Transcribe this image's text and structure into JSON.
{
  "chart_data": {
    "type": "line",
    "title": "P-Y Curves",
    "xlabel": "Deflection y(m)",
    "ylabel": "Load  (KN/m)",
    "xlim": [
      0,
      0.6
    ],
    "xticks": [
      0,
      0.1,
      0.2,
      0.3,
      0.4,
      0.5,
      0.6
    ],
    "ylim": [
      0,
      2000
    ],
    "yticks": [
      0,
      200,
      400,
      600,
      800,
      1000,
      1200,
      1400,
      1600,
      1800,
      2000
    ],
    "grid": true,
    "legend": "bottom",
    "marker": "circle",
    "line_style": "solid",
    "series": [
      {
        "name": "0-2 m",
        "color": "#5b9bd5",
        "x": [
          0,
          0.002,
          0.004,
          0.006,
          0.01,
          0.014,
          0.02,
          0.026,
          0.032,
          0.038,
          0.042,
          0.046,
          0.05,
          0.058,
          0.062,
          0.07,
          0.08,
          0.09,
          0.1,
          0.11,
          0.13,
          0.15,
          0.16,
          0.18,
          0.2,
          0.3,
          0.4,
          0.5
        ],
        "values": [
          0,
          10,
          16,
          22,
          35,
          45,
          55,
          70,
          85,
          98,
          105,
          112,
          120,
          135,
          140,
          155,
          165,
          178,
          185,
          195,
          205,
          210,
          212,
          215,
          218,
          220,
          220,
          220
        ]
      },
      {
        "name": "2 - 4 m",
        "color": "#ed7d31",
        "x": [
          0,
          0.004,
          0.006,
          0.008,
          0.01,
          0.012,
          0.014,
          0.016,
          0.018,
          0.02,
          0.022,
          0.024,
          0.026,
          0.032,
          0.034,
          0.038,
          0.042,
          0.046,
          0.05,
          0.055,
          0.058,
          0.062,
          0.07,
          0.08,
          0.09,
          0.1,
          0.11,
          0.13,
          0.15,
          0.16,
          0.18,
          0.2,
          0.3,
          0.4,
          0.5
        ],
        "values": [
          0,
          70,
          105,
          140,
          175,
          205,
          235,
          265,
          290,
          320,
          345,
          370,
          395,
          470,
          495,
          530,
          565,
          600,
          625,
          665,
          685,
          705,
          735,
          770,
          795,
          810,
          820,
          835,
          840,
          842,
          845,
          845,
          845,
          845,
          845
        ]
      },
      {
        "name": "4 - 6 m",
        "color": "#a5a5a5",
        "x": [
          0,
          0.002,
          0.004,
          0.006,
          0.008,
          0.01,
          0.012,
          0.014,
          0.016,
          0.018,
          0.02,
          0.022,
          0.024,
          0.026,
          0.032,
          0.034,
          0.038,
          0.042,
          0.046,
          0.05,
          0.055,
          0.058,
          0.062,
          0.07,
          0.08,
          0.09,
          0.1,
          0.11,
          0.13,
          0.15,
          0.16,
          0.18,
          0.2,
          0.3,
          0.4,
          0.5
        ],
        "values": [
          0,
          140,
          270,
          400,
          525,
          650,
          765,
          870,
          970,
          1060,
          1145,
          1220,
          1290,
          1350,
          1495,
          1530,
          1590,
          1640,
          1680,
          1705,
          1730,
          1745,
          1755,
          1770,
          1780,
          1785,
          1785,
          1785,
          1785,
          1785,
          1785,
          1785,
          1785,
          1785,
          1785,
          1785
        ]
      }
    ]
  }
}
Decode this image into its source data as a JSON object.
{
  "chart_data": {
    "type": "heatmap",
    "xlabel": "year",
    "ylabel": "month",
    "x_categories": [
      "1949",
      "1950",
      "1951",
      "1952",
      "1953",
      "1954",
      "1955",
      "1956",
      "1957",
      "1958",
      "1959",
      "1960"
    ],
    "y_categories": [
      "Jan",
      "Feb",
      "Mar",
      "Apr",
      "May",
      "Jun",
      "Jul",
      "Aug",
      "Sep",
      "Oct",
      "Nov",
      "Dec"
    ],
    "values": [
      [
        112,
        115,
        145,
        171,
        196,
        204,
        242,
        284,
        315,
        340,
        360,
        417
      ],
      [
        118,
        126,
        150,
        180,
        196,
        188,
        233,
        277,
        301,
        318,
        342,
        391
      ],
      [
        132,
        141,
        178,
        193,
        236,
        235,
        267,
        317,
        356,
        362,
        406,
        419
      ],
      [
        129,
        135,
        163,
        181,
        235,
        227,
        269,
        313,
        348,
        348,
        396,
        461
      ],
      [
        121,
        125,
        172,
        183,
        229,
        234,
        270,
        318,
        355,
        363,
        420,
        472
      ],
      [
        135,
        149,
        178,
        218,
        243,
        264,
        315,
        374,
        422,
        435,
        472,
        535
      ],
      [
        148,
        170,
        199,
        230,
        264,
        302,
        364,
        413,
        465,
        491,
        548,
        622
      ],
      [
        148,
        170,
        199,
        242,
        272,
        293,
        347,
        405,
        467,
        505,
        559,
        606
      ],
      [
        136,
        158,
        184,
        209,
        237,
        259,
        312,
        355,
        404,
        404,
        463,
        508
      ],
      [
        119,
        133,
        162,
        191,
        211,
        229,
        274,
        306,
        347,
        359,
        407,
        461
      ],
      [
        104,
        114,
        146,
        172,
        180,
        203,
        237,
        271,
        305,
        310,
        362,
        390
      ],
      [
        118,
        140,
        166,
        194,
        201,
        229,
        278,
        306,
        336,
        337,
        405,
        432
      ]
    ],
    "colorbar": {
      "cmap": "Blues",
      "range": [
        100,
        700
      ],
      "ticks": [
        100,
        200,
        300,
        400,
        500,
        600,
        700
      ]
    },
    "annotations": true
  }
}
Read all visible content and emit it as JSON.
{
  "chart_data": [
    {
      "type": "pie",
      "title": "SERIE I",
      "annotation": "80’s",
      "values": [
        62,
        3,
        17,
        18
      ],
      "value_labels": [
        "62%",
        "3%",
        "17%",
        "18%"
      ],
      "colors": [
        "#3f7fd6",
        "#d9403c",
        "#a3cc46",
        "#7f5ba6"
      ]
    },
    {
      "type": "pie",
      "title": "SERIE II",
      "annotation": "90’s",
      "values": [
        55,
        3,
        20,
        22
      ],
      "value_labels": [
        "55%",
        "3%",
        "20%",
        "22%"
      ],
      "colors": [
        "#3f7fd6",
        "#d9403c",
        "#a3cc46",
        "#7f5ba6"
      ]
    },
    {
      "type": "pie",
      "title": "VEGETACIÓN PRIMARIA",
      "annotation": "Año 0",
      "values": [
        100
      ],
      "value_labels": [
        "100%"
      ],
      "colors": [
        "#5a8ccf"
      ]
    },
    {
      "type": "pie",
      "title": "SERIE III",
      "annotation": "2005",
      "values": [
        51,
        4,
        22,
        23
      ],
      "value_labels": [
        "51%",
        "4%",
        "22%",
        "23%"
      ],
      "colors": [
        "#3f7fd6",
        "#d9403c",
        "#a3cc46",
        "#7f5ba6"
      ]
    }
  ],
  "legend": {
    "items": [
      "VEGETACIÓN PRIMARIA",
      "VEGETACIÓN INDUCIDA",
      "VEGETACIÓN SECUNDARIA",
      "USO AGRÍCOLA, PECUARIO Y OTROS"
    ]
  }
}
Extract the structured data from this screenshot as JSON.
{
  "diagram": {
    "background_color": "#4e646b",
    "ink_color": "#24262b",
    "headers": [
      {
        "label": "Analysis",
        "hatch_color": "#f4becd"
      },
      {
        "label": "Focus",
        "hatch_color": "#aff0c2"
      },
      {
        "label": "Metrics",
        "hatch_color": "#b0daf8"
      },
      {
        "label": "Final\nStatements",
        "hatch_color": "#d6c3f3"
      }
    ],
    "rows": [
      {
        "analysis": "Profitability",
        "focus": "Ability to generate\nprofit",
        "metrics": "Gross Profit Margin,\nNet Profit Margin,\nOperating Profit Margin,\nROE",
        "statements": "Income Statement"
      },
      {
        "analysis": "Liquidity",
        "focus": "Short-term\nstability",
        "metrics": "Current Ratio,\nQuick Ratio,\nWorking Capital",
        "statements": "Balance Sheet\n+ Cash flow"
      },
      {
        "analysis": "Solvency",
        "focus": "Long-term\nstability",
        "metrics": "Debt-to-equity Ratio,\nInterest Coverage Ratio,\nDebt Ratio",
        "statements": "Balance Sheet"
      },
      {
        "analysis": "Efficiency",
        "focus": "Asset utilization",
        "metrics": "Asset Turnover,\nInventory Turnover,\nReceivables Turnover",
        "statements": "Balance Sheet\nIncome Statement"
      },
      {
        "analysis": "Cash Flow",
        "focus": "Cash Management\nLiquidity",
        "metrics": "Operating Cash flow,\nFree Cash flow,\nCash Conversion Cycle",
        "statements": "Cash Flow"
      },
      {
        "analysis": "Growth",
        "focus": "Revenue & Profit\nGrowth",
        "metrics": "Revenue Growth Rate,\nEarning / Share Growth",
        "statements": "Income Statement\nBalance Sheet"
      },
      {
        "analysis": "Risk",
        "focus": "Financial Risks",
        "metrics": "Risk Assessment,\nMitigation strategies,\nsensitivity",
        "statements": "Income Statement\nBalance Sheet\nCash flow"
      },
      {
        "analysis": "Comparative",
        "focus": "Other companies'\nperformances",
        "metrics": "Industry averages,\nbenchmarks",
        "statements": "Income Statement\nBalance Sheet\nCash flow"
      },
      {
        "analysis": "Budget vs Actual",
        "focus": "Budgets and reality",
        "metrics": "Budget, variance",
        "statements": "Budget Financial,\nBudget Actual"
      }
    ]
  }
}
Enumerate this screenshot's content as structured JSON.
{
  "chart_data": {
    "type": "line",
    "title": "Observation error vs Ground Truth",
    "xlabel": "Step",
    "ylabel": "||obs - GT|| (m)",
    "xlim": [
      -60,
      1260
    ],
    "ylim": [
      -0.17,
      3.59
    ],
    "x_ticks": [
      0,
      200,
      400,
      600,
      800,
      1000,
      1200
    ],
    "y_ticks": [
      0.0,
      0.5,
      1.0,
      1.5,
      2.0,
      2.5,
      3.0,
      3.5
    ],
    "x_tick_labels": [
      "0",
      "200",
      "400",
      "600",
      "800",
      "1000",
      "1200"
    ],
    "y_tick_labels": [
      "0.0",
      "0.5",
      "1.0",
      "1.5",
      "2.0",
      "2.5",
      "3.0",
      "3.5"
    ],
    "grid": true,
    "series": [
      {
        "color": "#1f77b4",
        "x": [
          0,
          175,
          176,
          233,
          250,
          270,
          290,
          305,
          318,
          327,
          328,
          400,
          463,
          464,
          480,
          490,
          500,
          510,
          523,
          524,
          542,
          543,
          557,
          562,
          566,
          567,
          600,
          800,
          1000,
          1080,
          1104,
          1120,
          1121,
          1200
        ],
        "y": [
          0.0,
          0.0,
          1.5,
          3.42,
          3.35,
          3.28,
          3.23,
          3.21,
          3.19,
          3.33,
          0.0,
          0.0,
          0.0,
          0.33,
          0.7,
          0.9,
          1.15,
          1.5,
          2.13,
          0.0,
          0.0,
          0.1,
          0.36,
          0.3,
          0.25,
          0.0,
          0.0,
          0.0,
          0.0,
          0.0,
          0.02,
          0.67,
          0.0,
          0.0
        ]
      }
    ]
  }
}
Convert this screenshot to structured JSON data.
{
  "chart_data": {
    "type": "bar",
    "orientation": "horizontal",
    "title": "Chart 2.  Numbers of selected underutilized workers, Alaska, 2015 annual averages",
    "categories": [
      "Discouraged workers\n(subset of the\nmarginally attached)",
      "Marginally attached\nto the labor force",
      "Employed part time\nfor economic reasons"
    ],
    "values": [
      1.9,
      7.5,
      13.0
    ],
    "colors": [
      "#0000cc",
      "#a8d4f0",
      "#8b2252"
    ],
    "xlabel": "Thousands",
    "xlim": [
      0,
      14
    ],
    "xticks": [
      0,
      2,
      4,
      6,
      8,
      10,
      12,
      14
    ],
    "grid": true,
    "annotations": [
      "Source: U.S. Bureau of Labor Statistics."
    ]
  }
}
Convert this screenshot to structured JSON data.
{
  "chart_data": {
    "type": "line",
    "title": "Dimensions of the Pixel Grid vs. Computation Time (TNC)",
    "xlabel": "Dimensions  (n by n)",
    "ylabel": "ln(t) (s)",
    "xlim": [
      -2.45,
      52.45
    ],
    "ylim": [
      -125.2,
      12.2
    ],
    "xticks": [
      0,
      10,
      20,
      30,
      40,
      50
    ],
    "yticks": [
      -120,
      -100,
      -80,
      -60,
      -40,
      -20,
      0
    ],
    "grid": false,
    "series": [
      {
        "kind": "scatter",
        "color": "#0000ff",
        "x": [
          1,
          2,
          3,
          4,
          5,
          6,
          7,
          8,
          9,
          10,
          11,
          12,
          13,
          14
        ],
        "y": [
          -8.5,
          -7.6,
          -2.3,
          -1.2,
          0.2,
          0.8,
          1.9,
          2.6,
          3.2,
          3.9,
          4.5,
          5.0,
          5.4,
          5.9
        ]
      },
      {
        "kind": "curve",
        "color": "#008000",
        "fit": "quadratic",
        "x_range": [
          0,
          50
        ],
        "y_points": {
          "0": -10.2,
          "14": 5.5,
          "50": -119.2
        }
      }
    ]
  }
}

THE TASK =
From the entries above, copy every line where the word "workers" shows up.

REPLY =
    "title": "Chart 2.  Numbers of selected underutilized workers, Alaska, 2015 annual averages",
      "Discouraged workers\n(subset of the\nmarginally attached)",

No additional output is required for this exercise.